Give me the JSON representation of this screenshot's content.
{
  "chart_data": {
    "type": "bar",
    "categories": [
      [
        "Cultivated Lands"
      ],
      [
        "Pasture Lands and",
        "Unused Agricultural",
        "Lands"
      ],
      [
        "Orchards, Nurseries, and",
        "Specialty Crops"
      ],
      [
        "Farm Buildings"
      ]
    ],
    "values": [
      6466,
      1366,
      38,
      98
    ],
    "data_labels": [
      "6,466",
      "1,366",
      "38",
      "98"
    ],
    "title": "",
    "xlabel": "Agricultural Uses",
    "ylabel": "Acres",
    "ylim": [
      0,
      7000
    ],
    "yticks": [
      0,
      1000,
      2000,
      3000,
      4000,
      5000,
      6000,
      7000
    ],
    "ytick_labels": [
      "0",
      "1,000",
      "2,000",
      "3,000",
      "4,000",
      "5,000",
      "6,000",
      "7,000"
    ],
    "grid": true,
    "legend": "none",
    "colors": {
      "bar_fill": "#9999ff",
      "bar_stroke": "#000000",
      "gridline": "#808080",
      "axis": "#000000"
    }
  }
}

## Exercise directions
Every line above should be printed again exactly as it stands.

## Final result
Give me the JSON representation of this screenshot's content.
{
  "chart_data": {
    "type": "bar",
    "categories": [
      [
        "Cultivated Lands"
      ],
      [
        "Pasture Lands and",
        "Unused Agricultural",
        "Lands"
      ],
      [
        "Orchards, Nurseries, and",
        "Specialty Crops"
      ],
      [
        "Farm Buildings"
      ]
    ],
    "values": [
      6466,
      1366,
      38,
      98
    ],
    "data_labels": [
      "6,466",
      "1,366",
      "38",
      "98"
    ],
    "title": "",
    "xlabel": "Agricultural Uses",
    "ylabel": "Acres",
    "ylim": [
      0,
      7000
    ],
    "yticks": [
      0,
      1000,
      2000,
      3000,
      4000,
      5000,
      6000,
      7000
    ],
    "ytick_labels": [
      "0",
      "1,000",
      "2,000",
      "3,000",
      "4,000",
      "5,000",
      "6,000",
      "7,000"
    ],
    "grid": true,
    "legend": "none",
    "colors": {
      "bar_fill": "#9999ff",
      "bar_stroke": "#000000",
      "gridline": "#808080",
      "axis": "#000000"
    }
  }
}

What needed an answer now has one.